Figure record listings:
★ ★ ★ ★ ★

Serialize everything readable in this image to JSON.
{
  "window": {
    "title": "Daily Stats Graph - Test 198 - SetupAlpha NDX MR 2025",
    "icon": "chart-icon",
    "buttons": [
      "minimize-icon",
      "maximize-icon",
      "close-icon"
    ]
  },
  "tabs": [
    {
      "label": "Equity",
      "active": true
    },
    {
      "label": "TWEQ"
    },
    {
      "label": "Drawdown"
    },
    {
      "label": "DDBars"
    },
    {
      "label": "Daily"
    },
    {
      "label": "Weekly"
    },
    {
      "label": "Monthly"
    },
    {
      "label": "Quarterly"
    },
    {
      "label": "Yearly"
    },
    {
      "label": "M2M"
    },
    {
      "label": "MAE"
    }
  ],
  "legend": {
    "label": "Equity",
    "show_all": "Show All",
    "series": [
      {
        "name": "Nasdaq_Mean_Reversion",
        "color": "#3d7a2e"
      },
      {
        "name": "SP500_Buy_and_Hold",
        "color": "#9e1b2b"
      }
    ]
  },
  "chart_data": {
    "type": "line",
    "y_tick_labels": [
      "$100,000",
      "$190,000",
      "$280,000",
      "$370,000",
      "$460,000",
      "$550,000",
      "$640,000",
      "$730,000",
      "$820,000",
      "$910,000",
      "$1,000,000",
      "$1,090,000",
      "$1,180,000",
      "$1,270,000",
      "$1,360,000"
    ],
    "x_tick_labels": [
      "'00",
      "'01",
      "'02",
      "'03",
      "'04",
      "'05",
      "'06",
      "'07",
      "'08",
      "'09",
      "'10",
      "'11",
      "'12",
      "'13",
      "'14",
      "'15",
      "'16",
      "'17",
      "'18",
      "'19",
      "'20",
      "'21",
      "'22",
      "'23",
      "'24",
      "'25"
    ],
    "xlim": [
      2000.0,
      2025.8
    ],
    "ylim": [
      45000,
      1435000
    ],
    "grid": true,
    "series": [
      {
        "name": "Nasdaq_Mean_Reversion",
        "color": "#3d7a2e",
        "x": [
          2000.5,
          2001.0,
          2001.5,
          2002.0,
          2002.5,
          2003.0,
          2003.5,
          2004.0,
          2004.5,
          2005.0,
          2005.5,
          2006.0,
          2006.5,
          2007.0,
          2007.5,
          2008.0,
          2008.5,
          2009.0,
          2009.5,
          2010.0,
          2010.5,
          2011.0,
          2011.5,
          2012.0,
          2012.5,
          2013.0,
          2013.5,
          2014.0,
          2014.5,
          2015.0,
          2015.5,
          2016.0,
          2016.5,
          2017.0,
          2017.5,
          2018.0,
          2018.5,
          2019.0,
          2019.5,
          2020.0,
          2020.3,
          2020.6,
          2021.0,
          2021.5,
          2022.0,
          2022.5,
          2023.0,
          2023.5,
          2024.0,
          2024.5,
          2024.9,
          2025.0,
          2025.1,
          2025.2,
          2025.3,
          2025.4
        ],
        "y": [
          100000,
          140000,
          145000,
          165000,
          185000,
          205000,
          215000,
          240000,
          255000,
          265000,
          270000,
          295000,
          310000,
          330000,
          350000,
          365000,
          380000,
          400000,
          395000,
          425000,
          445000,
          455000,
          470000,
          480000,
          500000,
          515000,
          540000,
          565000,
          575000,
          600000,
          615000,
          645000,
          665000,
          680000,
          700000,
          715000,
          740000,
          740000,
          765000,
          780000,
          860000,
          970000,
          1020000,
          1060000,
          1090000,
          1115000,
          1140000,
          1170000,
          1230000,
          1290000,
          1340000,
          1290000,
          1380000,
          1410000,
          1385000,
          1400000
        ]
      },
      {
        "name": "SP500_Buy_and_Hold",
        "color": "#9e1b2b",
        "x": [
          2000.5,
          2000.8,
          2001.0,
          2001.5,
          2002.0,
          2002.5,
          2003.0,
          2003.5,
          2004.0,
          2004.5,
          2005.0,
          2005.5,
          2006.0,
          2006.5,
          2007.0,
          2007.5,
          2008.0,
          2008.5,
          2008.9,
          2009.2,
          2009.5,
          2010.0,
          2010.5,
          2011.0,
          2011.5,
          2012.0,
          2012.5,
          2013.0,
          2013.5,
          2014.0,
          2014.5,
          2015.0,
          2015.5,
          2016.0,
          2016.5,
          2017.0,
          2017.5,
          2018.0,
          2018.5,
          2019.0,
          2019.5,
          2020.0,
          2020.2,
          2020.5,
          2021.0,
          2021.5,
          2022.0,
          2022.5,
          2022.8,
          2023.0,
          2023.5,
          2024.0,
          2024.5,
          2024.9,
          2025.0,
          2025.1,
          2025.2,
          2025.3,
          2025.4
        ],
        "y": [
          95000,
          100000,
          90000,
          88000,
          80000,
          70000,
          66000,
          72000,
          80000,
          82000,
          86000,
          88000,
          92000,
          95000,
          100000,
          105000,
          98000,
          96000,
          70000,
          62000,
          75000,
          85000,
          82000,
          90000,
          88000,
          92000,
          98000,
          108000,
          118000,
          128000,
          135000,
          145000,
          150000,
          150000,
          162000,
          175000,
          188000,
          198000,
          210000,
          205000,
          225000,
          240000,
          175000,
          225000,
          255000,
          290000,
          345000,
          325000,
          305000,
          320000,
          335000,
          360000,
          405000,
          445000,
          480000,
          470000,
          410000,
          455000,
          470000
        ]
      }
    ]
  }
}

★ ★ ★ ★ ★

Every entry above needs to be quoted exactly.

> **Exercise result**:
Serialize everything readable in this image to JSON.
{
  "window": {
    "title": "Daily Stats Graph - Test 198 - SetupAlpha NDX MR 2025",
    "icon": "chart-icon",
    "buttons": [
      "minimize-icon",
      "maximize-icon",
      "close-icon"
    ]
  },
  "tabs": [
    {
      "label": "Equity",
      "active": true
    },
    {
      "label": "TWEQ"
    },
    {
      "label": "Drawdown"
    },
    {
      "label": "DDBars"
    },
    {
      "label": "Daily"
    },
    {
      "label": "Weekly"
    },
    {
      "label": "Monthly"
    },
    {
      "label": "Quarterly"
    },
    {
      "label": "Yearly"
    },
    {
      "label": "M2M"
    },
    {
      "label": "MAE"
    }
  ],
  "legend": {
    "label": "Equity",
    "show_all": "Show All",
    "series": [
      {
        "name": "Nasdaq_Mean_Reversion",
        "color": "#3d7a2e"
      },
      {
        "name": "SP500_Buy_and_Hold",
        "color": "#9e1b2b"
      }
    ]
  },
  "chart_data": {
    "type": "line",
    "y_tick_labels": [
      "$100,000",
      "$190,000",
      "$280,000",
      "$370,000",
      "$460,000",
      "$550,000",
      "$640,000",
      "$730,000",
      "$820,000",
      "$910,000",
      "$1,000,000",
      "$1,090,000",
      "$1,180,000",
      "$1,270,000",
      "$1,360,000"
    ],
    "x_tick_labels": [
      "'00",
      "'01",
      "'02",
      "'03",
      "'04",
      "'05",
      "'06",
      "'07",
      "'08",
      "'09",
      "'10",
      "'11",
      "'12",
      "'13",
      "'14",
      "'15",
      "'16",
      "'17",
      "'18",
      "'19",
      "'20",
      "'21",
      "'22",
      "'23",
      "'24",
      "'25"
    ],
    "xlim": [
      2000.0,
      2025.8
    ],
    "ylim": [
      45000,
      1435000
    ],
    "grid": true,
    "series": [
      {
        "name": "Nasdaq_Mean_Reversion",
        "color": "#3d7a2e",
        "x": [
          2000.5,
          2001.0,
          2001.5,
          2002.0,
          2002.5,
          2003.0,
          2003.5,
          2004.0,
          2004.5,
          2005.0,
          2005.5,
          2006.0,
          2006.5,
          2007.0,
          2007.5,
          2008.0,
          2008.5,
          2009.0,
          2009.5,
          2010.0,
          2010.5,
          2011.0,
          2011.5,
          2012.0,
          2012.5,
          2013.0,
          2013.5,
          2014.0,
          2014.5,
          2015.0,
          2015.5,
          2016.0,
          2016.5,
          2017.0,
          2017.5,
          2018.0,
          2018.5,
          2019.0,
          2019.5,
          2020.0,
          2020.3,
          2020.6,
          2021.0,
          2021.5,
          2022.0,
          2022.5,
          2023.0,
          2023.5,
          2024.0,
          2024.5,
          2024.9,
          2025.0,
          2025.1,
          2025.2,
          2025.3,
          2025.4
        ],
        "y": [
          100000,
          140000,
          145000,
          165000,
          185000,
          205000,
          215000,
          240000,
          255000,
          265000,
          270000,
          295000,
          310000,
          330000,
          350000,
          365000,
          380000,
          400000,
          395000,
          425000,
          445000,
          455000,
          470000,
          480000,
          500000,
          515000,
          540000,
          565000,
          575000,
          600000,
          615000,
          645000,
          665000,
          680000,
          700000,
          715000,
          740000,
          740000,
          765000,
          780000,
          860000,
          970000,
          1020000,
          1060000,
          1090000,
          1115000,
          1140000,
          1170000,
          1230000,
          1290000,
          1340000,
          1290000,
          1380000,
          1410000,
          1385000,
          1400000
        ]
      },
      {
        "name": "SP500_Buy_and_Hold",
        "color": "#9e1b2b",
        "x": [
          2000.5,
          2000.8,
          2001.0,
          2001.5,
          2002.0,
          2002.5,
          2003.0,
          2003.5,
          2004.0,
          2004.5,
          2005.0,
          2005.5,
          2006.0,
          2006.5,
          2007.0,
          2007.5,
          2008.0,
          2008.5,
          2008.9,
          2009.2,
          2009.5,
          2010.0,
          2010.5,
          2011.0,
          2011.5,
          2012.0,
          2012.5,
          2013.0,
          2013.5,
          2014.0,
          2014.5,
          2015.0,
          2015.5,
          2016.0,
          2016.5,
          2017.0,
          2017.5,
          2018.0,
          2018.5,
          2019.0,
          2019.5,
          2020.0,
          2020.2,
          2020.5,
          2021.0,
          2021.5,
          2022.0,
          2022.5,
          2022.8,
          2023.0,
          2023.5,
          2024.0,
          2024.5,
          2024.9,
          2025.0,
          2025.1,
          2025.2,
          2025.3,
          2025.4
        ],
        "y": [
          95000,
          100000,
          90000,
          88000,
          80000,
          70000,
          66000,
          72000,
          80000,
          82000,
          86000,
          88000,
          92000,
          95000,
          100000,
          105000,
          98000,
          96000,
          70000,
          62000,
          75000,
          85000,
          82000,
          90000,
          88000,
          92000,
          98000,
          108000,
          118000,
          128000,
          135000,
          145000,
          150000,
          150000,
          162000,
          175000,
          188000,
          198000,
          210000,
          205000,
          225000,
          240000,
          175000,
          225000,
          255000,
          290000,
          345000,
          325000,
          305000,
          320000,
          335000,
          360000,
          405000,
          445000,
          480000,
          470000,
          410000,
          455000,
          470000
        ]
      }
    ]
  }
}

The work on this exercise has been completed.